::: EXTRACTED DATA :::
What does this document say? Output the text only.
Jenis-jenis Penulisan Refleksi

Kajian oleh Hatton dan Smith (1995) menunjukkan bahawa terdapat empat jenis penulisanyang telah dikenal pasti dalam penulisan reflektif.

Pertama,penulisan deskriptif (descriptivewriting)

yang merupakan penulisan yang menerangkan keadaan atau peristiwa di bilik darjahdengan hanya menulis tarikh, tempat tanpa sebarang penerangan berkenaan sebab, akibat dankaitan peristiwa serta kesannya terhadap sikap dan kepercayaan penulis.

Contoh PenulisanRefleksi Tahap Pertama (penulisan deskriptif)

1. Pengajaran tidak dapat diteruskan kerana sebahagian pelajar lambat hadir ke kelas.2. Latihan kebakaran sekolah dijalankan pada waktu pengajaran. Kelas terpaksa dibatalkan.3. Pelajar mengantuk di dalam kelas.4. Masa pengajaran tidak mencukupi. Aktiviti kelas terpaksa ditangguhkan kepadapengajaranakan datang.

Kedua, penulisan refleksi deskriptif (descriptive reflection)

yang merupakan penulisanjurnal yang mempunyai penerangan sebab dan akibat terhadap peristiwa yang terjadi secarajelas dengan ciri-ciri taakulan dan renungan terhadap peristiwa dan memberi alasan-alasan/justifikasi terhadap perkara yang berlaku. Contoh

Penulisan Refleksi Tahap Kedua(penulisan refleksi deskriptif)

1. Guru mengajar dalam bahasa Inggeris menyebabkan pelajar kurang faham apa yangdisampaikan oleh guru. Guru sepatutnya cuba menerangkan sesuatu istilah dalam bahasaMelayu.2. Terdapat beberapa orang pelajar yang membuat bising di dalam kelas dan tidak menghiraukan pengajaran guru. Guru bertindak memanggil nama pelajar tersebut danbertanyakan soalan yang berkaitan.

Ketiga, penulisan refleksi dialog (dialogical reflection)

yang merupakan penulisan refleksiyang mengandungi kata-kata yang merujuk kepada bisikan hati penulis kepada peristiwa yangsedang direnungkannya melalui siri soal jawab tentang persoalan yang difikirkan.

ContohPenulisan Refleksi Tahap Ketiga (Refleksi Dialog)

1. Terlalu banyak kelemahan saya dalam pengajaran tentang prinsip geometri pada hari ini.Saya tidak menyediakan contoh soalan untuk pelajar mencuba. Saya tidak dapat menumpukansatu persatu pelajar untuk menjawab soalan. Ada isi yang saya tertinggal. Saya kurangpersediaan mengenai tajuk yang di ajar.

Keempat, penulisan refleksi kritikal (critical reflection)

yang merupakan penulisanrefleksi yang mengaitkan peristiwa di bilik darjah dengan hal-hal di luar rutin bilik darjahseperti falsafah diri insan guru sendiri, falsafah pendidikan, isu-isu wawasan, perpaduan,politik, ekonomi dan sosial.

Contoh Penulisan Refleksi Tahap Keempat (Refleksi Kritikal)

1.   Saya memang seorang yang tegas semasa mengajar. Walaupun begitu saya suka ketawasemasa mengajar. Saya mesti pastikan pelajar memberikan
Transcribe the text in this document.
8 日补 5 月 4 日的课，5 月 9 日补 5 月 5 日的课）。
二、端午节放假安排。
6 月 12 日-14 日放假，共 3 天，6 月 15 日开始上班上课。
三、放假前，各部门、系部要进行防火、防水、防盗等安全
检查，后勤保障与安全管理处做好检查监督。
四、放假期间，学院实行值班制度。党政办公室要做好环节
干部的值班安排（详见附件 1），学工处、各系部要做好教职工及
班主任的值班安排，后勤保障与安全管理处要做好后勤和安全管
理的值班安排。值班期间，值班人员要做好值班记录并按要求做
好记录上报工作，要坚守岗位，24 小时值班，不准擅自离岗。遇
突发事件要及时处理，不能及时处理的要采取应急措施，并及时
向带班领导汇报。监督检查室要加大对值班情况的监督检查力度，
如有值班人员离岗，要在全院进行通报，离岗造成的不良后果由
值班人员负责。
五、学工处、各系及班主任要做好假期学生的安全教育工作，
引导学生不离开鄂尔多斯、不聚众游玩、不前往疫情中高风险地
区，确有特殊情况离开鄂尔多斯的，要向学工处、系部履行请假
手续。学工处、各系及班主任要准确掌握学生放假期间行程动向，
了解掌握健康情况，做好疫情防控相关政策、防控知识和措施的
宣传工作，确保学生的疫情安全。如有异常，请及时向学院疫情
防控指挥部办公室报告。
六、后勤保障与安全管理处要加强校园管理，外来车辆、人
:::
> EXERCISE GOAL
Type out all of the material again, word for word.

> SOLUTION TO THIS PROBLEM
What does this document say? Output the text only.
Jenis-jenis Penulisan Refleksi

Kajian oleh Hatton dan Smith (1995) menunjukkan bahawa terdapat empat jenis penulisanyang telah dikenal pasti dalam penulisan reflektif.

Pertama,penulisan deskriptif (descriptivewriting)

yang merupakan penulisan yang menerangkan keadaan atau peristiwa di bilik darjahdengan hanya menulis tarikh, tempat tanpa sebarang penerangan berkenaan sebab, akibat dankaitan peristiwa serta kesannya terhadap sikap dan kepercayaan penulis.

Contoh PenulisanRefleksi Tahap Pertama (penulisan deskriptif)

1. Pengajaran tidak dapat diteruskan kerana sebahagian pelajar lambat hadir ke kelas.2. Latihan kebakaran sekolah dijalankan pada waktu pengajaran. Kelas terpaksa dibatalkan.3. Pelajar mengantuk di dalam kelas.4. Masa pengajaran tidak mencukupi. Aktiviti kelas terpaksa ditangguhkan kepadapengajaranakan datang.

Kedua, penulisan refleksi deskriptif (descriptive reflection)

yang merupakan penulisanjurnal yang mempunyai penerangan sebab dan akibat terhadap peristiwa yang terjadi secarajelas dengan ciri-ciri taakulan dan renungan terhadap peristiwa dan memberi alasan-alasan/justifikasi terhadap perkara yang berlaku. Contoh

Penulisan Refleksi Tahap Kedua(penulisan refleksi deskriptif)

1. Guru mengajar dalam bahasa Inggeris menyebabkan pelajar kurang faham apa yangdisampaikan oleh guru. Guru sepatutnya cuba menerangkan sesuatu istilah dalam bahasaMelayu.2. Terdapat beberapa orang pelajar yang membuat bising di dalam kelas dan tidak menghiraukan pengajaran guru. Guru bertindak memanggil nama pelajar tersebut danbertanyakan soalan yang berkaitan.

Ketiga, penulisan refleksi dialog (dialogical reflection)

yang merupakan penulisan refleksiyang mengandungi kata-kata yang merujuk kepada bisikan hati penulis kepada peristiwa yangsedang direnungkannya melalui siri soal jawab tentang persoalan yang difikirkan.

ContohPenulisan Refleksi Tahap Ketiga (Refleksi Dialog)

1. Terlalu banyak kelemahan saya dalam pengajaran tentang prinsip geometri pada hari ini.Saya tidak menyediakan contoh soalan untuk pelajar mencuba. Saya tidak dapat menumpukansatu persatu pelajar untuk menjawab soalan. Ada isi yang saya tertinggal. Saya kurangpersediaan mengenai tajuk yang di ajar.

Keempat, penulisan refleksi kritikal (critical reflection)

yang merupakan penulisanrefleksi yang mengaitkan peristiwa di bilik darjah dengan hal-hal di luar rutin bilik darjahseperti falsafah diri insan guru sendiri, falsafah pendidikan, isu-isu wawasan, perpaduan,politik, ekonomi dan sosial.

Contoh Penulisan Refleksi Tahap Keempat (Refleksi Kritikal)

1.   Saya memang seorang yang tegas semasa mengajar. Walaupun begitu saya suka ketawasemasa mengajar. Saya mesti pastikan pelajar memberikan
Transcribe the text in this document.
8 日补 5 月 4 日的课，5 月 9 日补 5 月 5 日的课）。
二、端午节放假安排。
6 月 12 日-14 日放假，共 3 天，6 月 15 日开始上班上课。
三、放假前，各部门、系部要进行防火、防水、防盗等安全
检查，后勤保障与安全管理处做好检查监督。
四、放假期间，学院实行值班制度。党政办公室要做好环节
干部的值班安排（详见附件 1），学工处、各系部要做好教职工及
班主任的值班安排，后勤保障与安全管理处要做好后勤和安全管
理的值班安排。值班期间，值班人员要做好值班记录并按要求做
好记录上报工作，要坚守岗位，24 小时值班，不准擅自离岗。遇
突发事件要及时处理，不能及时处理的要采取应急措施，并及时
向带班领导汇报。监督检查室要加大对值班情况的监督检查力度，
如有值班人员离岗，要在全院进行通报，离岗造成的不良后果由
值班人员负责。
五、学工处、各系及班主任要做好假期学生的安全教育工作，
引导学生不离开鄂尔多斯、不聚众游玩、不前往疫情中高风险地
区，确有特殊情况离开鄂尔多斯的，要向学工处、系部履行请假
手续。学工处、各系及班主任要准确掌握学生放假期间行程动向，
了解掌握健康情况，做好疫情防控相关政策、防控知识和措施的
宣传工作，确保学生的疫情安全。如有异常，请及时向学院疫情
防控指挥部办公室报告。
六、后勤保障与安全管理处要加强校园管理，外来车辆、人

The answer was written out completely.